Text passage:
Which brings us to Peter, a Jew and disciple of Jesus, and Cornelius, a Roman Officer.
Read Acts 10
This passage is extremely instrumental in God’s call for the Gospel to cross cultural and racial barriers, so let’s walk through it together.
Cornelius is God-fearing and is praying to God. He receives a vision. Not a dream nor did it actually happen, but a vision. A vision so intense that he later describes it as a man standing next to him. This vision tells him to go find a man named Peter in Joppa.
Peter at this same time is praying on his roof and falls into a trance. He receives a vision of a large sheet coming down from the heavens by the four corners of the earth filled with all kinds of animals, reptiles and birds. A voice said to Peter, “Get up, Peter; kill and eat.” Peter responds, “No! I have not eaten anything impure.” For it was Jewish custom and tradition to stay away from certain foods. But a voice calls out to him, “What God has made clean do not call impure.” And just in case Peter didn’t get the message from God, he told him three more times.

Data shown:

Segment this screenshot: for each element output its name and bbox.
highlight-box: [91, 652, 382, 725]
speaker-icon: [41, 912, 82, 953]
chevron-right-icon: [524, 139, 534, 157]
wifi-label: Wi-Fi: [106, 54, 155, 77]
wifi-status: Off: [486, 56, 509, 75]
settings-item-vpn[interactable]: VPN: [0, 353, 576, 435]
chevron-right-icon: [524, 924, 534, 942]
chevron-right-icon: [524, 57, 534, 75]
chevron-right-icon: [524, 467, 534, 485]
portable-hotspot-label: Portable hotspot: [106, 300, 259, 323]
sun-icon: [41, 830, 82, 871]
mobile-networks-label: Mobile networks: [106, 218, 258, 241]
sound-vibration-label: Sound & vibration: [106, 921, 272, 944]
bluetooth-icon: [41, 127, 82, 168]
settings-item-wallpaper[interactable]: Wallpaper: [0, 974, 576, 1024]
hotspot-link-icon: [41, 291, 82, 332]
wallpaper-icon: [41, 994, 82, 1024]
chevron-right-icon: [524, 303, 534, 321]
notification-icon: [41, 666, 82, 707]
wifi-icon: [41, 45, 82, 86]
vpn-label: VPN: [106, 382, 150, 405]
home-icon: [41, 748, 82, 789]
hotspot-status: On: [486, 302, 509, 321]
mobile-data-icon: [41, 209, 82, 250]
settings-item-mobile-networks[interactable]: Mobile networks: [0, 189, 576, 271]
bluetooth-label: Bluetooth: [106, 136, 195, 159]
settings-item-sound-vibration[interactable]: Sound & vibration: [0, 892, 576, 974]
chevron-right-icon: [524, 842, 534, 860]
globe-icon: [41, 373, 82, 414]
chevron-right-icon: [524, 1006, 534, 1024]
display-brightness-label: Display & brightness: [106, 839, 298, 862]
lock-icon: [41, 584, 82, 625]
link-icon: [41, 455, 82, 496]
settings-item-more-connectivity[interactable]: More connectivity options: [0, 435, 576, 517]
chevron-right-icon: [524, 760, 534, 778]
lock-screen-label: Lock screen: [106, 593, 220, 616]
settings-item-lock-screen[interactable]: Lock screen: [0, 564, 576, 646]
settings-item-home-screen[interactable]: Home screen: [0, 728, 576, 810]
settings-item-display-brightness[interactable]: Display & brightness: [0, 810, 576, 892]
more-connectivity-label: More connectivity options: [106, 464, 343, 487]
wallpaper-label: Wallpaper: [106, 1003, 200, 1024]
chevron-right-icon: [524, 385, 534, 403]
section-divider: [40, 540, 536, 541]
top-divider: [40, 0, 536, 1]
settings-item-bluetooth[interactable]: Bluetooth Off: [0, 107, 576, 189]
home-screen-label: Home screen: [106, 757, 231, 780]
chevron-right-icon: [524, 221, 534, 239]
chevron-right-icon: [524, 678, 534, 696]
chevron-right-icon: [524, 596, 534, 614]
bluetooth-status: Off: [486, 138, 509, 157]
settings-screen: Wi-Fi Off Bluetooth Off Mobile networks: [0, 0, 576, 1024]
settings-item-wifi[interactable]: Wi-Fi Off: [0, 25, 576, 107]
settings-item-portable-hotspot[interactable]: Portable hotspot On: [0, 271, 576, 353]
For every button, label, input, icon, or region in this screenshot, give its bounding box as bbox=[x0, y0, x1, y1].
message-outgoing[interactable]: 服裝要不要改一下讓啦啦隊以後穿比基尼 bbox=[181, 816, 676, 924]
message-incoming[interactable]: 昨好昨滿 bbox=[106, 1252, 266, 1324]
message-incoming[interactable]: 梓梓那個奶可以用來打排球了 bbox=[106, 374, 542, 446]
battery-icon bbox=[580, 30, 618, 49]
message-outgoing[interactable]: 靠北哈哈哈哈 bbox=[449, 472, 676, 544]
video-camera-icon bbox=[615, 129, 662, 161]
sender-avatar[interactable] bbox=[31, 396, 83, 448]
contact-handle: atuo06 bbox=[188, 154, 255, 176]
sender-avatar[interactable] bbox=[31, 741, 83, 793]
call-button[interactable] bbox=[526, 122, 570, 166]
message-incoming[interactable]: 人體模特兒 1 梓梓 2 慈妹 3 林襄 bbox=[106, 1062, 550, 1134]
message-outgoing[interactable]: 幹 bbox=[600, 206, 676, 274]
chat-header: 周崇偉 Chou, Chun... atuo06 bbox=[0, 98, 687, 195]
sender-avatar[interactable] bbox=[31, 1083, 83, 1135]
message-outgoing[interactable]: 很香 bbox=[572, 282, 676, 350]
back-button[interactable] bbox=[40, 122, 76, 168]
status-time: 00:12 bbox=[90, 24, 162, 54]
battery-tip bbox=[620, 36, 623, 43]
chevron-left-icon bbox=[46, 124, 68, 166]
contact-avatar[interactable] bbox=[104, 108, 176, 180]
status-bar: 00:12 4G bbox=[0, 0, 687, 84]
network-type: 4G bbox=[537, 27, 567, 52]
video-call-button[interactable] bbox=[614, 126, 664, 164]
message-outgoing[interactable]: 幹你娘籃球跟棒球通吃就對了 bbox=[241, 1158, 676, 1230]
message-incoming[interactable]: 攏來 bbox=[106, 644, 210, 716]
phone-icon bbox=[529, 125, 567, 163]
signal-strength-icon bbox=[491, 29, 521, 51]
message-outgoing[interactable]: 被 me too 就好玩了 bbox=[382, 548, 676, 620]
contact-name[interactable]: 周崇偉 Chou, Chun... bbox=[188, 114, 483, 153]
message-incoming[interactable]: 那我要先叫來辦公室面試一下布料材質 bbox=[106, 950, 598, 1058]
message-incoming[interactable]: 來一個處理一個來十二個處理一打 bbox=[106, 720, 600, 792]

Instructions:
(a) Return the passage on Peter and Cornelius word for word, in full.
(b) Retype the rows from the very first line of the rows through the line containing "wifi-status: Off: [486, 56, 509, 75]", both included, and nothing more.

The replies:
(a)
Which brings us to Peter, a Jew and disciple of Jesus, and Cornelius, a Roman Officer.
Read Acts 10
This passage is extremely instrumental in God’s call for the Gospel to cross cultural and racial barriers, so let’s walk through it together.
Cornelius is God-fearing and is praying to God. He receives a vision. Not a dream nor did it actually happen, but a vision. A vision so intense that he later describes it as a man standing next to him. This vision tells him to go find a man named Peter in Joppa.
Peter at this same time is praying on his roof and falls into a trance. He receives a vision of a large sheet coming down from the heavens by the four corners of the earth filled with all kinds of animals, reptiles and birds. A voice said to Peter, “Get up, Peter; kill and eat.” Peter responds, “No! I have not eaten anything impure.” For it was Jewish custom and tradition to stay away from certain foods. But a voice calls out to him, “What God has made clean do not call impure.” And just in case Peter didn’t get the message from God, he told him three more times.

(b)
Segment this screenshot: for each element output its name and bbox.
highlight-box: [91, 652, 382, 725]
speaker-icon: [41, 912, 82, 953]
chevron-right-icon: [524, 139, 534, 157]
wifi-label: Wi-Fi: [106, 54, 155, 77]
wifi-status: Off: [486, 56, 509, 75]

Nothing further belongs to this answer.